Exercise materials
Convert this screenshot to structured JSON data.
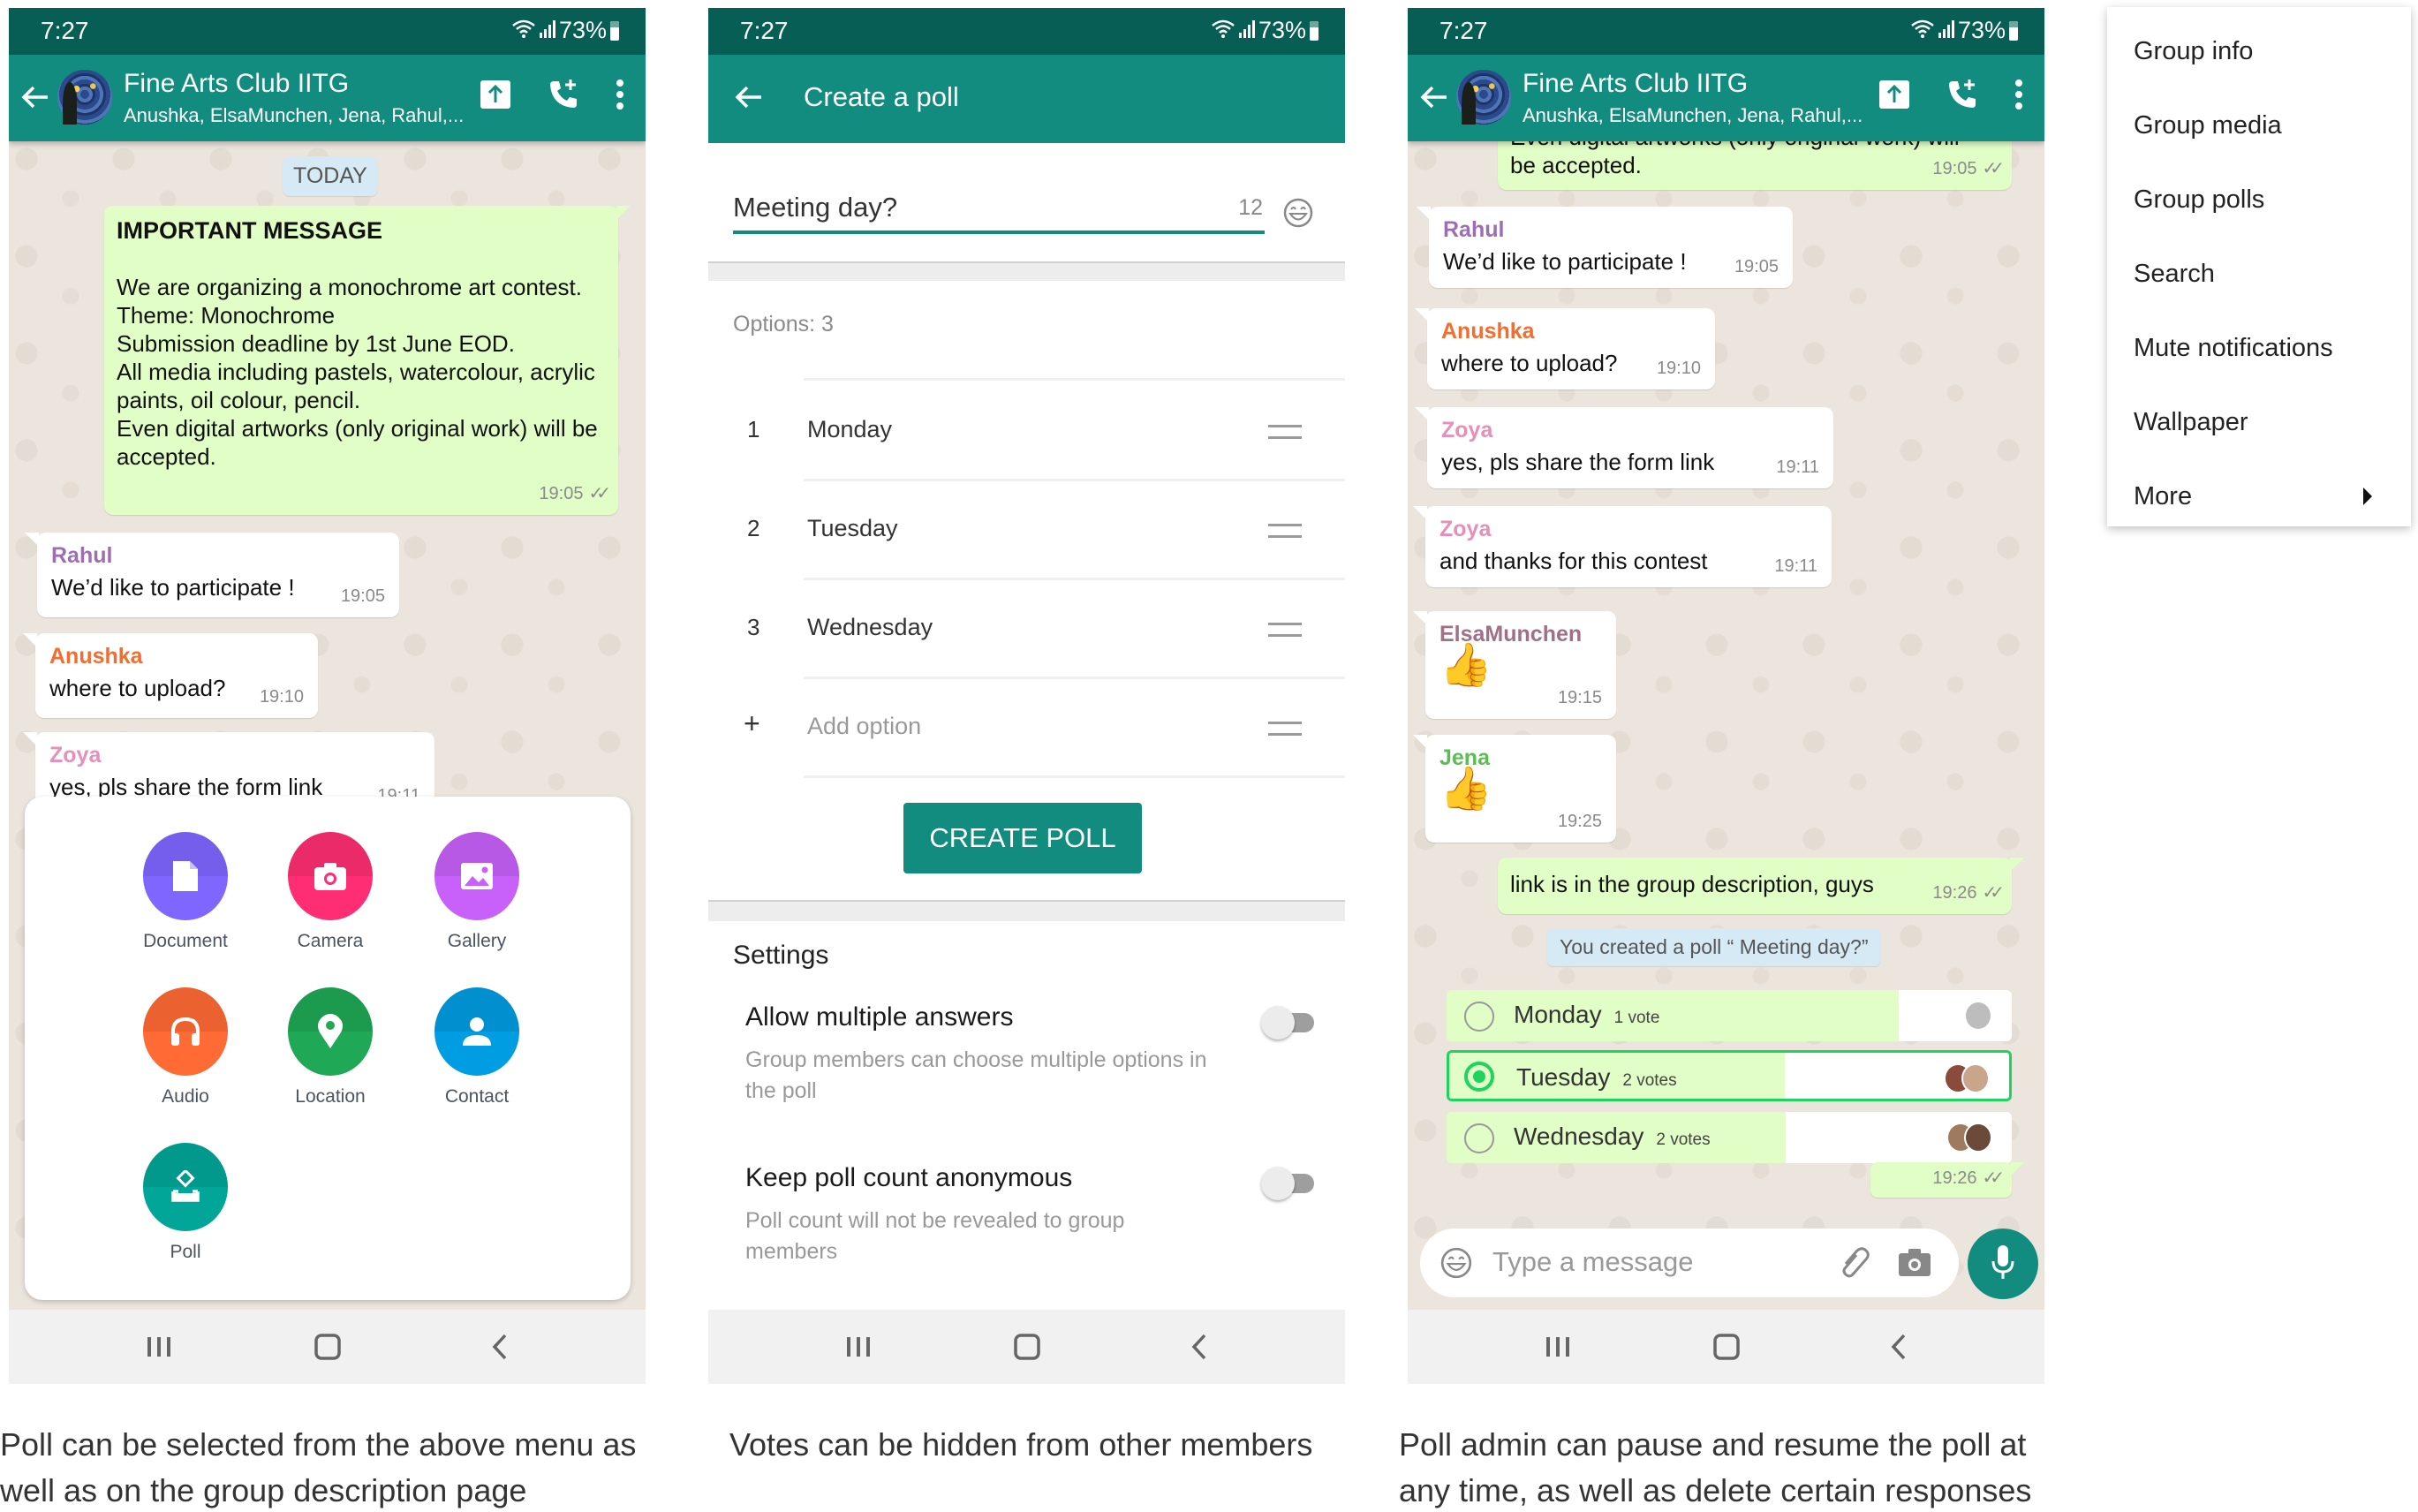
{
  "status_bar": {
    "time": "7:27",
    "battery": "73%"
  },
  "chat": {
    "group_name": "Fine Arts Club IITG",
    "members": "Anushka, ElsaMunchen, Jena, Rahul,...",
    "date_chip": "TODAY",
    "announcement": {
      "heading": "IMPORTANT MESSAGE",
      "lines": [
        "We are organizing a monochrome art contest.",
        "Theme: Monochrome",
        "Submission deadline by 1st June EOD.",
        "All media including pastels, watercolour, acrylic paints, oil colour, pencil.",
        "Even digital artworks (only original work) will be accepted."
      ],
      "tail_line": "Even digital artworks (only original work) will",
      "tail_line2": "be accepted.",
      "time": "19:05"
    },
    "messages": [
      {
        "sender": "Rahul",
        "color": "#9c6fb0",
        "text": "We’d like to participate !",
        "time": "19:05"
      },
      {
        "sender": "Anushka",
        "color": "#f26d30",
        "text": "where to upload?",
        "time": "19:10"
      },
      {
        "sender": "Zoya",
        "color": "#e68fb8",
        "text": "yes, pls share the form link",
        "time": "19:11"
      },
      {
        "sender": "Zoya",
        "color": "#e68fb8",
        "text": "and thanks for this contest",
        "time": "19:11"
      },
      {
        "sender": "ElsaMunchen",
        "color": "#a06f88",
        "text": "👍",
        "time": "19:15"
      },
      {
        "sender": "Jena",
        "color": "#5cbd55",
        "text": "👍",
        "time": "19:25"
      }
    ],
    "outgoing_link": {
      "text": "link is in the group description, guys",
      "time": "19:26"
    },
    "system_note": "You created a poll “ Meeting day?”",
    "poll_time": "19:26",
    "input_placeholder": "Type a message"
  },
  "attach_menu": {
    "items": [
      {
        "label": "Document",
        "icon": "document-icon",
        "color": "#7f66ff"
      },
      {
        "label": "Camera",
        "icon": "camera-icon",
        "color": "#ff2e74"
      },
      {
        "label": "Gallery",
        "icon": "gallery-icon",
        "color": "#c861fa"
      },
      {
        "label": "Audio",
        "icon": "headphones-icon",
        "color": "#ff6a35"
      },
      {
        "label": "Location",
        "icon": "location-pin-icon",
        "color": "#1fa855"
      },
      {
        "label": "Contact",
        "icon": "contact-icon",
        "color": "#009de2"
      },
      {
        "label": "Poll",
        "icon": "poll-icon",
        "color": "#02a698"
      }
    ]
  },
  "create_poll": {
    "title": "Create a poll",
    "question": "Meeting day?",
    "char_count": "12",
    "options_label": "Options: 3",
    "options": [
      {
        "num": "1",
        "text": "Monday"
      },
      {
        "num": "2",
        "text": "Tuesday"
      },
      {
        "num": "3",
        "text": "Wednesday"
      }
    ],
    "add_option_placeholder": "Add option",
    "create_button": "CREATE POLL",
    "settings_title": "Settings",
    "settings": [
      {
        "title": "Allow multiple answers",
        "desc": "Group members can choose multiple options in the poll",
        "enabled": false
      },
      {
        "title": "Keep poll count anonymous",
        "desc": "Poll count will not be revealed to group members",
        "enabled": false
      }
    ]
  },
  "poll_result": {
    "options": [
      {
        "name": "Monday",
        "votes_label": "1 vote",
        "votes": 1,
        "share": 0.8,
        "selected": false
      },
      {
        "name": "Tuesday",
        "votes_label": "2 votes",
        "votes": 2,
        "share": 0.6,
        "selected": true
      },
      {
        "name": "Wednesday",
        "votes_label": "2 votes",
        "votes": 2,
        "share": 0.6,
        "selected": false
      }
    ]
  },
  "overflow_menu": {
    "items": [
      "Group info",
      "Group media",
      "Group polls",
      "Search",
      "Mute notifications",
      "Wallpaper",
      "More"
    ]
  },
  "captions": [
    "Poll can be selected from the above menu as well as on the group description page",
    "Votes can be hidden from other members",
    "Poll admin can pause and resume the poll at any time, as well as delete certain responses"
  ],
  "colors": {
    "header_dark": "#075e54",
    "header": "#128c7e",
    "outgoing_bubble": "#e1fec6",
    "poll_selected": "#1ed45e"
  }
}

Set problem
From the data above, gather every line that includes the word "this".

Complete response
Convert this screenshot to structured JSON data.
        "text": "and thanks for this contest",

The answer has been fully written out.